--- BEGIN ---

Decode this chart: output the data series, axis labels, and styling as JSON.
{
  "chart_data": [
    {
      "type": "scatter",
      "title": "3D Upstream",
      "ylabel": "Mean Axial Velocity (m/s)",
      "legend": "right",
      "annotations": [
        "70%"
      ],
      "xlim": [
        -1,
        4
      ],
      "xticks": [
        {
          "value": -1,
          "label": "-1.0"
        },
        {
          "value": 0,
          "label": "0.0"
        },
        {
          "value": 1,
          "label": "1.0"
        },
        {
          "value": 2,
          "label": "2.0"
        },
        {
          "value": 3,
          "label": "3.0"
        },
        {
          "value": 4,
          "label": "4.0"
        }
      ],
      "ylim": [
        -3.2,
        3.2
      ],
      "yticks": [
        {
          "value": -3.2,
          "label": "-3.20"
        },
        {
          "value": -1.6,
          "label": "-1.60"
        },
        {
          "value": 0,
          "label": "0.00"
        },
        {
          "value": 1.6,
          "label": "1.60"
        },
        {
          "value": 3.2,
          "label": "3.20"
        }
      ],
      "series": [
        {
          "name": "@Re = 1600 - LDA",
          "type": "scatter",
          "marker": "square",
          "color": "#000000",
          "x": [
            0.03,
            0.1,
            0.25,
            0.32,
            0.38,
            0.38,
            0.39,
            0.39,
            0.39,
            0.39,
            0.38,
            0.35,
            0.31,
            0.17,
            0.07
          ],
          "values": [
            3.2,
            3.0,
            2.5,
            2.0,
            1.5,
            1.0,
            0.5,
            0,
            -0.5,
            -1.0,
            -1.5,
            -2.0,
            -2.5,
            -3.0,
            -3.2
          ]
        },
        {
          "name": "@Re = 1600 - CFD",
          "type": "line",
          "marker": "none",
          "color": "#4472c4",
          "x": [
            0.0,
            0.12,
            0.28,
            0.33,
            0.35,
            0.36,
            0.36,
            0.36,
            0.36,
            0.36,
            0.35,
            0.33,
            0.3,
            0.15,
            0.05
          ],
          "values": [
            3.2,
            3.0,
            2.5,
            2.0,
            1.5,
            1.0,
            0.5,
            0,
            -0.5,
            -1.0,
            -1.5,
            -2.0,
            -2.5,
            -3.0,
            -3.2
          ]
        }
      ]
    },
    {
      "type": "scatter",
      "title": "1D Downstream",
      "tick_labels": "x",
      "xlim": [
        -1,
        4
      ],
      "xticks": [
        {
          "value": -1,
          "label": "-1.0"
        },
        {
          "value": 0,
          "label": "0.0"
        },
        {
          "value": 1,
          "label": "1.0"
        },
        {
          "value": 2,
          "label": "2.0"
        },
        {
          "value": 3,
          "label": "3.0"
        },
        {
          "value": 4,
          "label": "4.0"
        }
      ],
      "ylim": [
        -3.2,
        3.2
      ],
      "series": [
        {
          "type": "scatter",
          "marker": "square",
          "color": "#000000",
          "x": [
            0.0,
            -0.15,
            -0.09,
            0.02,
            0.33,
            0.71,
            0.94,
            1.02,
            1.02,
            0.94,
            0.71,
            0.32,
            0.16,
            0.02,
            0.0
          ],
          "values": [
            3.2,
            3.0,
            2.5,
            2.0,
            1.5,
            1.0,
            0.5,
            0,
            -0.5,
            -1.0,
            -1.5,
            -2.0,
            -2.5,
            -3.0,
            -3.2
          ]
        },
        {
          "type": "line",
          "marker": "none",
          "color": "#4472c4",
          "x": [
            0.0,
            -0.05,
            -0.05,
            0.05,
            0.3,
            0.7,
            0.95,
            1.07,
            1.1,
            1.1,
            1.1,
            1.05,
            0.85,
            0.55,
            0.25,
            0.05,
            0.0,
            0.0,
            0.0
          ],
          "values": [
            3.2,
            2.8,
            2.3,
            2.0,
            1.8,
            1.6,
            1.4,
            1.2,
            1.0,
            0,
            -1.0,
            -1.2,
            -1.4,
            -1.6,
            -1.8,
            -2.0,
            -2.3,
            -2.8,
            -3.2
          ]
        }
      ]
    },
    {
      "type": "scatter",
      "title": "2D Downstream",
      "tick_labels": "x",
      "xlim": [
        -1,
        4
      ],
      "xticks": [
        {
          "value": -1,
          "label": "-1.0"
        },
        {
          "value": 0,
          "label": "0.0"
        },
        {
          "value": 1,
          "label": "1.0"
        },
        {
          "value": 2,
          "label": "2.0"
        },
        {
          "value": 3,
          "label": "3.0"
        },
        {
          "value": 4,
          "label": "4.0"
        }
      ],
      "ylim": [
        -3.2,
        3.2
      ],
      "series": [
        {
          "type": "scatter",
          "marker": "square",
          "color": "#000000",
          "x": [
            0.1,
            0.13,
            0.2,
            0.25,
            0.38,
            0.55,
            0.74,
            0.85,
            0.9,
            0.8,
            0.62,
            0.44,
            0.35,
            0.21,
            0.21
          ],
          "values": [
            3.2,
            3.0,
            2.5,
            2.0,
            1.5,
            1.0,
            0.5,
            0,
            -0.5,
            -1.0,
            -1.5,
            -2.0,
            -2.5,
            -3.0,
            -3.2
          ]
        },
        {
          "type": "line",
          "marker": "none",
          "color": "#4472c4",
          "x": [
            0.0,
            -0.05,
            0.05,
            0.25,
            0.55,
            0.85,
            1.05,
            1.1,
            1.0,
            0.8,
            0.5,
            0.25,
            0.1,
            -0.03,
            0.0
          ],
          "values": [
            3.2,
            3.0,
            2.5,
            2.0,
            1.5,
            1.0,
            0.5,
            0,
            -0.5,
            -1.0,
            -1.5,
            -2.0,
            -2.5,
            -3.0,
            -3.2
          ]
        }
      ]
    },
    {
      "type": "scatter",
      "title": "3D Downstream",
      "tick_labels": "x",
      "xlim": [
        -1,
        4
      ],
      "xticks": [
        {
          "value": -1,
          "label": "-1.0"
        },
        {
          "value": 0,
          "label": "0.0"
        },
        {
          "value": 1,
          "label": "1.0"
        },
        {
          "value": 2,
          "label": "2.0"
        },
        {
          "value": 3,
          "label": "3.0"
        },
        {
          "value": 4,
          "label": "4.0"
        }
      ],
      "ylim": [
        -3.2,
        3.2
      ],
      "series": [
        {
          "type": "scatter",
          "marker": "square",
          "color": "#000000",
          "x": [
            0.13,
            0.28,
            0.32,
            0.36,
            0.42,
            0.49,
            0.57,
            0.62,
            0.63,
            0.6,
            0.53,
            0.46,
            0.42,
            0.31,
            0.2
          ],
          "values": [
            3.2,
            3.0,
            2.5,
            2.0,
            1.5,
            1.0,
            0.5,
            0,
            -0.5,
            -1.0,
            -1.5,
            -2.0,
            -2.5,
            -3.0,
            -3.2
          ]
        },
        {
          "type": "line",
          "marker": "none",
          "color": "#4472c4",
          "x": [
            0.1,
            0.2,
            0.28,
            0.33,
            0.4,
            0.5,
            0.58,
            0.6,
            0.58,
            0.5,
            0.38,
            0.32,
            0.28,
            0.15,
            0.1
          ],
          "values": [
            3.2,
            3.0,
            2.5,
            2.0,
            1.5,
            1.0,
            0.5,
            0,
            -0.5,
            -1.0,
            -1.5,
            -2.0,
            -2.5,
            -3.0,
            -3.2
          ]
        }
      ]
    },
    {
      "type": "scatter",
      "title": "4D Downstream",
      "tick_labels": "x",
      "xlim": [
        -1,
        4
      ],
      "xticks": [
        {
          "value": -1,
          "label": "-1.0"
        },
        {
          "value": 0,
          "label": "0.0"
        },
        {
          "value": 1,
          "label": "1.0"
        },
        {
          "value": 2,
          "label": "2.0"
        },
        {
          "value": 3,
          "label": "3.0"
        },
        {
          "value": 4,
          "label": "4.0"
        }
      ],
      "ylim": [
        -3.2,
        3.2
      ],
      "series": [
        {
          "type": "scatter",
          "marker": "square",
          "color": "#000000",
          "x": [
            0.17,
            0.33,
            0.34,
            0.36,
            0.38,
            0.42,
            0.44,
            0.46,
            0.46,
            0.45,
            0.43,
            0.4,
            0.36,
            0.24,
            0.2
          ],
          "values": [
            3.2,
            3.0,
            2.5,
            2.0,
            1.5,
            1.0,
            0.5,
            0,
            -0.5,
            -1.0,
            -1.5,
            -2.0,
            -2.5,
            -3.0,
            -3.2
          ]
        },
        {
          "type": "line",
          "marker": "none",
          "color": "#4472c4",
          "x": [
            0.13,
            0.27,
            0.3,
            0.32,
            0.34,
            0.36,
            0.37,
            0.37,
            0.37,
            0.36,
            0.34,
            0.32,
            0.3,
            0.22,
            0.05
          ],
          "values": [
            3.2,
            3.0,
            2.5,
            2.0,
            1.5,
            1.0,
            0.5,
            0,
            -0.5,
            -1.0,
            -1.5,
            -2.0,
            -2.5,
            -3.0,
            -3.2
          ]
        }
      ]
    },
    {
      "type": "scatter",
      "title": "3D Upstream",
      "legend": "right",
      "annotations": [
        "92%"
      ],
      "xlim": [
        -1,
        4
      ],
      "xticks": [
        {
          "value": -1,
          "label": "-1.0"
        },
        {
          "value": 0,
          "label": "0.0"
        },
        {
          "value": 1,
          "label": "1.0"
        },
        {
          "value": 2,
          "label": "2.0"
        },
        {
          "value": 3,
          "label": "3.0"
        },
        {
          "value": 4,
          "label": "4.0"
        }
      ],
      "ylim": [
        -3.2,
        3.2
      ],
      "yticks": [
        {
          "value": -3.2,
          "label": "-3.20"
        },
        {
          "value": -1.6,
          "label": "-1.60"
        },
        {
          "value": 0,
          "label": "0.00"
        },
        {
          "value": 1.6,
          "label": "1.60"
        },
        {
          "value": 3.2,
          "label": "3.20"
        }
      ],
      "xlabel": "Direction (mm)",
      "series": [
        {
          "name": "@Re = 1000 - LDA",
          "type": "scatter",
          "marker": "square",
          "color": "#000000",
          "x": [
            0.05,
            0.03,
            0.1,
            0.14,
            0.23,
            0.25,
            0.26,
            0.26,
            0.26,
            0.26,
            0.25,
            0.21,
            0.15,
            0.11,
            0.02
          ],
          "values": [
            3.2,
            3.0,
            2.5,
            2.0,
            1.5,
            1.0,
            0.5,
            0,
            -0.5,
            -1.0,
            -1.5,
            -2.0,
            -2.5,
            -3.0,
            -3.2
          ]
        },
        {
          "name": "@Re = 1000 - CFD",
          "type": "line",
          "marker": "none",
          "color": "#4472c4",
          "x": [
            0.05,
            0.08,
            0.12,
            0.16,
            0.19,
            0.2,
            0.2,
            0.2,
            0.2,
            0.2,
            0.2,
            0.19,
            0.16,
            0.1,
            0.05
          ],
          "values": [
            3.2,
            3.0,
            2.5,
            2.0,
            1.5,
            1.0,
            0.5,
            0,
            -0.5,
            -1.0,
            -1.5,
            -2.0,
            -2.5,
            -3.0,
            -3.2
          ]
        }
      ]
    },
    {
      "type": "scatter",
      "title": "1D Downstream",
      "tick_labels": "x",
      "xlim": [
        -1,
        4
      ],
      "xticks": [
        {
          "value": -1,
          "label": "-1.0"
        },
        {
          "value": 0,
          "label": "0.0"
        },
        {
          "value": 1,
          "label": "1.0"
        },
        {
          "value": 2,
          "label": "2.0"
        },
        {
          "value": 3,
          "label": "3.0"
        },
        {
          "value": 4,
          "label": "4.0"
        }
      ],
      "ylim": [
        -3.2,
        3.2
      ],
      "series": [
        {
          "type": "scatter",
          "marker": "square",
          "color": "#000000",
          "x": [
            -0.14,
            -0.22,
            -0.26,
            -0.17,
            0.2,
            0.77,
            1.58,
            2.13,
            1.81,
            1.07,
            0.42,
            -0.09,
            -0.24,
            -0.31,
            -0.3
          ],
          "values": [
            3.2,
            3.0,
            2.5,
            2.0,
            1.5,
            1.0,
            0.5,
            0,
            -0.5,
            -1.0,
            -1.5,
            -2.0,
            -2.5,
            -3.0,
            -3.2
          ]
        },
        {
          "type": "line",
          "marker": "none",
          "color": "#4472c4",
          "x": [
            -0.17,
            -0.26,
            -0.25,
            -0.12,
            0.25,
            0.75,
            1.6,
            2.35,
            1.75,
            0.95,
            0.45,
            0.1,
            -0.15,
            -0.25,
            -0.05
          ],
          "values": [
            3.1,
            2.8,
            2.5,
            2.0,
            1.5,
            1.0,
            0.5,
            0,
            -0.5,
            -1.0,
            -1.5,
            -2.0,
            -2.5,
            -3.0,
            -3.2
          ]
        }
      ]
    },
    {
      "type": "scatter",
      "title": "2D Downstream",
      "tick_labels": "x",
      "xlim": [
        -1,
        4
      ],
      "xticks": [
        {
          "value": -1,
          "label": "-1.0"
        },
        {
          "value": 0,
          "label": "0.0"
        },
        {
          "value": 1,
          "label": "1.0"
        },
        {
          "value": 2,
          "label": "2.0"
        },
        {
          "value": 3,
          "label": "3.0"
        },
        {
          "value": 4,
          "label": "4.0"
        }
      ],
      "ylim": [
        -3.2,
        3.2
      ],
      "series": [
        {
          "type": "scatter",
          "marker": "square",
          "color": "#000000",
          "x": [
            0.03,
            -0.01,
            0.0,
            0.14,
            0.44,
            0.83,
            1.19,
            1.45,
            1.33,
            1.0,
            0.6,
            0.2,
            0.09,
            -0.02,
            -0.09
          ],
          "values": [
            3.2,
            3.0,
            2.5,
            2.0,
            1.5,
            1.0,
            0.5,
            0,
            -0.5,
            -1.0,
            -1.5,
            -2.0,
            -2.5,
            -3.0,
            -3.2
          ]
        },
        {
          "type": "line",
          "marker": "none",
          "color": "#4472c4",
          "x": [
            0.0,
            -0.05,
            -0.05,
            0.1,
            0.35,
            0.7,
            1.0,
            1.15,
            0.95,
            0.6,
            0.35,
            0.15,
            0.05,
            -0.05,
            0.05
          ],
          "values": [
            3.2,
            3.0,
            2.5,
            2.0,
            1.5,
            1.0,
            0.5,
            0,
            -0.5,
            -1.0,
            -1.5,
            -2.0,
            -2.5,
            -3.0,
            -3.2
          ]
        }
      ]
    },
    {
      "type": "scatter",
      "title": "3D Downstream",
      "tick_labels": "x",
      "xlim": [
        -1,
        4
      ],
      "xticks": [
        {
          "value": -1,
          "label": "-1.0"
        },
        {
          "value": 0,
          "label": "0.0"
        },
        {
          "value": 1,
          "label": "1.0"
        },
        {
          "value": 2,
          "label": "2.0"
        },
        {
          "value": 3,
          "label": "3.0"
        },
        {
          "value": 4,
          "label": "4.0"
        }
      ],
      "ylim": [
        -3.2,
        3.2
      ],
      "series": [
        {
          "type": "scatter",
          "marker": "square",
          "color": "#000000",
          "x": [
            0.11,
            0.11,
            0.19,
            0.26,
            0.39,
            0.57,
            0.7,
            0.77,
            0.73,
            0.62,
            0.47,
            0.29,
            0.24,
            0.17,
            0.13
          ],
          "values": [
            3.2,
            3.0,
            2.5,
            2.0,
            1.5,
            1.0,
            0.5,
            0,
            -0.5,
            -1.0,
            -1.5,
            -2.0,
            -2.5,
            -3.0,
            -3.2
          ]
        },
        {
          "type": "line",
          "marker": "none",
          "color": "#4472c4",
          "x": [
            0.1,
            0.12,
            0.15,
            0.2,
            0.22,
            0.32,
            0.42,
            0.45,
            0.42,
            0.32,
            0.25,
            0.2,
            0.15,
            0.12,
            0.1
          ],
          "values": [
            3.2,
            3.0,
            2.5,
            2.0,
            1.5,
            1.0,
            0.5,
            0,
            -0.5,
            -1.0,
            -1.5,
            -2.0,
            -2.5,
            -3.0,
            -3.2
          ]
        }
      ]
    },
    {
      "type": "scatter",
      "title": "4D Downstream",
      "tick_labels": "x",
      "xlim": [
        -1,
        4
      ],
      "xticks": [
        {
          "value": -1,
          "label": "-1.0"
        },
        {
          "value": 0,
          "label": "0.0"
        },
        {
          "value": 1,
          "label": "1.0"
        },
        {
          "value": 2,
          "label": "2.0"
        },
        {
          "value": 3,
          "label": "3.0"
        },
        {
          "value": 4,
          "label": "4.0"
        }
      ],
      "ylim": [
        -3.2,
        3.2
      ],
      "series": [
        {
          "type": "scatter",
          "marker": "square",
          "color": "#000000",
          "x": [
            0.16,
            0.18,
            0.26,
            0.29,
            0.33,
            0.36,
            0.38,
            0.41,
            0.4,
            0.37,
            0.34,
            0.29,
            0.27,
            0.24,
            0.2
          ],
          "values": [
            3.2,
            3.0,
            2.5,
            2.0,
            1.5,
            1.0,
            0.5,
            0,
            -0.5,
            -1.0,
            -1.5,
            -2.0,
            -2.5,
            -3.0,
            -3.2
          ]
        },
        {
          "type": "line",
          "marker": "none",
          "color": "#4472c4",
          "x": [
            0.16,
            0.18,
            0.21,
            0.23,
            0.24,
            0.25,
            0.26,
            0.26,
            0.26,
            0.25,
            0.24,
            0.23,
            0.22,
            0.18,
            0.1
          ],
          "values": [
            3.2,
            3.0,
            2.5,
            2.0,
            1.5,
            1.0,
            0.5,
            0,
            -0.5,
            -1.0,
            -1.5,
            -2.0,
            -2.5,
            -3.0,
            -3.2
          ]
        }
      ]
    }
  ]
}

--- END ---

Find the string "name" in the listing and return every line that holds it.

Reply to the task:
          "name": "@Re = 1600 - LDA",
          "name": "@Re = 1600 - CFD",
          "name": "@Re = 1000 - LDA",
          "name": "@Re = 1000 - CFD",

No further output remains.